▶ TRECHO FORNECIDO:
El Misti é um dos vulcões da cidade de Arequipa no Peru. Crédito: JorgeAndres | Shutterstock
Três imponentes vulcões – El Misti, Chachani e Pichu Pichu posam exuberantes ao redor de Arequipa. A 2.400 metros acima do nível do mar, a “cidade branca”, segunda mais populosa do Peru, com mais de 850 mil habitantes, ficou conhecida por esse nome graças à cor clara de seus moradores, resultado da miscigenação entre índios e espanhóis. Muitos ligam o apelido à pedrasillar, usada na construção da maioria de seus prédios. O mineral se formou na região milhares de anos atrás devido aos gases expelidos dos vulcões.
Igreja modelada em pedra sillar
O sillar é marca registrada em todas as construções da cidade e em sua cultura. Uma das representações mais evidentes se encontra no bairro de Yanahuara: a Igreja dos Jesuítas, totalmente modelada em 1750 com a pedra branca. Sua fachada incorpora a rica mistura de culturas indígenas e coloniais espanholas esculpidas em alto-relevo.
A maleabilidade do mineral garante a riqueza de detalhes em cada figura: um anjo com coroa de penas, colunas talhadas, um gato andino que expele de sua boca ramos de flores e deles produtos típicos da região (espiga de milho, flor e o mamão arequipenho). O painel se complementa com anjos, um pássaro e, ao meio, uma índia. Na parte superior da fachada, a imagem esculpida da Virgem do Rosário, Santa Catarina de Sena e Santa Rosa de Lima.

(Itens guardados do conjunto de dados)
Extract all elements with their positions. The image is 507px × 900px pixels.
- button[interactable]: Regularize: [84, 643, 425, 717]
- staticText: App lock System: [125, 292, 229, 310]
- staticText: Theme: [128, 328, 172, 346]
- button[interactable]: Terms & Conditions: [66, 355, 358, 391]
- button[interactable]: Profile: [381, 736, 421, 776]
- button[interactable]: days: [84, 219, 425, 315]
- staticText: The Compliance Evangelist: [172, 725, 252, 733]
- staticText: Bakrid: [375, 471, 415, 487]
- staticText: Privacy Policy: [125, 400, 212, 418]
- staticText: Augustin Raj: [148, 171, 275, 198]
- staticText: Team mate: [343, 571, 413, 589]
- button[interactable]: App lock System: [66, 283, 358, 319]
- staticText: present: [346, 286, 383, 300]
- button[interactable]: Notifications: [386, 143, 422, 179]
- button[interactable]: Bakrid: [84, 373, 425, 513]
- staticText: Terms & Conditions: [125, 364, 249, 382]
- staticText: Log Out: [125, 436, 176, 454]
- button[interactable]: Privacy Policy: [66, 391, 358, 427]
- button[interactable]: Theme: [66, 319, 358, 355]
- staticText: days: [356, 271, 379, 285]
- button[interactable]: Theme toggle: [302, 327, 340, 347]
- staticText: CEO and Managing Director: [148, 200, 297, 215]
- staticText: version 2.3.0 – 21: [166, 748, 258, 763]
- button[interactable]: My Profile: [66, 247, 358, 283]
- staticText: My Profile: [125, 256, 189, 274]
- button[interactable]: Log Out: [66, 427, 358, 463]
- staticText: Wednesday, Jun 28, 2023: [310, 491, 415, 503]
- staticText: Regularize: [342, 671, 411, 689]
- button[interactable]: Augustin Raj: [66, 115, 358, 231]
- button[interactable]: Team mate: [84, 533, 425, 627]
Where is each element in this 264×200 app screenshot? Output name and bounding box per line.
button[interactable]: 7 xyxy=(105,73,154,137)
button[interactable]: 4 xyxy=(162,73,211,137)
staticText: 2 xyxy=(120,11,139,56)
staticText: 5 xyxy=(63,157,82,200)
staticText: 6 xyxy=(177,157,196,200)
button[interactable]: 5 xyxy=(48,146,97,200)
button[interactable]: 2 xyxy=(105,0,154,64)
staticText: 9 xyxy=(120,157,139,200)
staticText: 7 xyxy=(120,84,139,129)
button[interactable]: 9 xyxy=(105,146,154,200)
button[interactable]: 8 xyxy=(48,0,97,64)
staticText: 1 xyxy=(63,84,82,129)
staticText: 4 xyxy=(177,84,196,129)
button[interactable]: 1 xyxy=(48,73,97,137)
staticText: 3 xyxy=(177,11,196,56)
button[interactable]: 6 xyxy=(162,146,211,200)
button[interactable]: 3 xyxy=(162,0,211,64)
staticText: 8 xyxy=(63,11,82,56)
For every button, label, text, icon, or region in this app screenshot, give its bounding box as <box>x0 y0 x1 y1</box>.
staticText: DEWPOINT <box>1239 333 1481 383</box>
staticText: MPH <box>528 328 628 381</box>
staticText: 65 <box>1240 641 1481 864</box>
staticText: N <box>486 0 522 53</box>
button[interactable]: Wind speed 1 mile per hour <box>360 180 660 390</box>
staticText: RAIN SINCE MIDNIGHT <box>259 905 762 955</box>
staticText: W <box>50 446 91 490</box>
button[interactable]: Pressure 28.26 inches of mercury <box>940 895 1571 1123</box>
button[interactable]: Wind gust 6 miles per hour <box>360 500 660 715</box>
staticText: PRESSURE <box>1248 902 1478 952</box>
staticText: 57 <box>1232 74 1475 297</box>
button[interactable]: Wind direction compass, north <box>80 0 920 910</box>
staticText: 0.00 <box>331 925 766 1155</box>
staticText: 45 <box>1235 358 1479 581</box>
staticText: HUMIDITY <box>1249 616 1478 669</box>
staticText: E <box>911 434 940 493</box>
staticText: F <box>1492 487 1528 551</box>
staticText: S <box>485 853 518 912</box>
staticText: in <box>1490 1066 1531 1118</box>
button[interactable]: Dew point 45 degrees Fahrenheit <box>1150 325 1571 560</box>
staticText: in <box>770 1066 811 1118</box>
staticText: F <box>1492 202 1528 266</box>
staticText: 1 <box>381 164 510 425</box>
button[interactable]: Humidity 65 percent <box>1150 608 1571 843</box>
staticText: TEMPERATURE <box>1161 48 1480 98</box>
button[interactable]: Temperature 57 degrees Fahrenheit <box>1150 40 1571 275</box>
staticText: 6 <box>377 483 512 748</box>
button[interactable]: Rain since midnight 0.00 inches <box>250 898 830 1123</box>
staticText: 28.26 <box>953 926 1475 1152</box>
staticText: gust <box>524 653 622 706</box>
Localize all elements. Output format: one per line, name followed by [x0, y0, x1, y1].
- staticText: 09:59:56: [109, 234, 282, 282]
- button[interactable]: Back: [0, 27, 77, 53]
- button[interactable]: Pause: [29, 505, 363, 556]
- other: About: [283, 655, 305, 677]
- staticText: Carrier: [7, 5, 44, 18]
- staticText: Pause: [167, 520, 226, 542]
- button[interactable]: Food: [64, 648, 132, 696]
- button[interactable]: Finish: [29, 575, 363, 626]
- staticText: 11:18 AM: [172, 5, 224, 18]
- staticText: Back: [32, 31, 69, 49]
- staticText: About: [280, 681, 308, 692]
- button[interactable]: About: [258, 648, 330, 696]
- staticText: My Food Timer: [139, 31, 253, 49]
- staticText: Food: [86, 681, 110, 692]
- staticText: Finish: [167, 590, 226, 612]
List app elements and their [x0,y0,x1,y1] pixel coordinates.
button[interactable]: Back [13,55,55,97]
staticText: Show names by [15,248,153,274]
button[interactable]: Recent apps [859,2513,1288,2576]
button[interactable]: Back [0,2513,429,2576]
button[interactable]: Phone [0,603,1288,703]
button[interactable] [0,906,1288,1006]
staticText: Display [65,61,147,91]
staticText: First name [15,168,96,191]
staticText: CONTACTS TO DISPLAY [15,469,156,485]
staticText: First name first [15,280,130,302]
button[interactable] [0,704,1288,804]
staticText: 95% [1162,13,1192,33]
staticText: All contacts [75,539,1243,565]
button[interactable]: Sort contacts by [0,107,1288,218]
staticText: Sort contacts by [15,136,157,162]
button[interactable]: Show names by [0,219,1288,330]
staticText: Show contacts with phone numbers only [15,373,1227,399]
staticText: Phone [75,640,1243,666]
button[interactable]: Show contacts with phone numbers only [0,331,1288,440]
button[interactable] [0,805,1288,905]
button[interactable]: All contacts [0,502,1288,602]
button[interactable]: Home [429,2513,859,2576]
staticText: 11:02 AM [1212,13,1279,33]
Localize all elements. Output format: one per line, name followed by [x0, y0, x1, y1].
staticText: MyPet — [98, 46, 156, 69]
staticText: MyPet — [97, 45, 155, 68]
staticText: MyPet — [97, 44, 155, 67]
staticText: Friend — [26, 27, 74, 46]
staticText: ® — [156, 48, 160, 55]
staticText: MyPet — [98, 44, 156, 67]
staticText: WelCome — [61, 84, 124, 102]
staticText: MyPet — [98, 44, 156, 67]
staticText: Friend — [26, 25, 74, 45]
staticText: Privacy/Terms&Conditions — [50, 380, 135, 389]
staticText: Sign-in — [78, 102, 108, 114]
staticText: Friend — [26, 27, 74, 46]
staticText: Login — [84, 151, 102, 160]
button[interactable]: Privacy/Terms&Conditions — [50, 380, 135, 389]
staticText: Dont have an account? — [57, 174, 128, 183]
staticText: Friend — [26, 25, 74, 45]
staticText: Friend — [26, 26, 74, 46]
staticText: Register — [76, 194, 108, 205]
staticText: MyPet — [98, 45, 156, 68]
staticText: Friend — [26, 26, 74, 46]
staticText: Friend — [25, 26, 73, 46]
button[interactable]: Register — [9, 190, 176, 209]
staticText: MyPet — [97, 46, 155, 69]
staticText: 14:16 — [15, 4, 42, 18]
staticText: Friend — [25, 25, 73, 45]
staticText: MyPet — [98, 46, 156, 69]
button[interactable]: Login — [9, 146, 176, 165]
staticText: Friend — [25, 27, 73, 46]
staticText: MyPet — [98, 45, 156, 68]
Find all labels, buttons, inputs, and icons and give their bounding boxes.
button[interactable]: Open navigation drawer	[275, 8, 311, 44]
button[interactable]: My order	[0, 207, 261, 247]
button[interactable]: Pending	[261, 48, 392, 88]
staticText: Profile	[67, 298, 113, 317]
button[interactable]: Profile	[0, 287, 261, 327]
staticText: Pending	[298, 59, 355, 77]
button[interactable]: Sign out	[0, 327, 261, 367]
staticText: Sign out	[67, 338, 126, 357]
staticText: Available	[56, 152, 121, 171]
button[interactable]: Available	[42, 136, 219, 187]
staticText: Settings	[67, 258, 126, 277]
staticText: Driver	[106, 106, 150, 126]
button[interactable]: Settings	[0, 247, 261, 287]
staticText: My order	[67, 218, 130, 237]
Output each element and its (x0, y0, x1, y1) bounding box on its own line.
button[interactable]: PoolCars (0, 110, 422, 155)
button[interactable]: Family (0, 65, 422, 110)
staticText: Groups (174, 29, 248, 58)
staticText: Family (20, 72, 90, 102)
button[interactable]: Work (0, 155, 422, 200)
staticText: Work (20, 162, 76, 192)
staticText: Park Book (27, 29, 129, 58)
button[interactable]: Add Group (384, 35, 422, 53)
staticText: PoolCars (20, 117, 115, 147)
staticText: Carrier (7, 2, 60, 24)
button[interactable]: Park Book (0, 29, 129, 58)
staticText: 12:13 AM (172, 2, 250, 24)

▶ DETALHES DO EXERCÍCIO:
Cite todos os vulcões que, segundo o trecho sobre Arequipa, ficam ao redor da cidade.

▶ RESPOSTA DO EXERCÍCIO:
El Misti, Chachani e Pichu Pichu.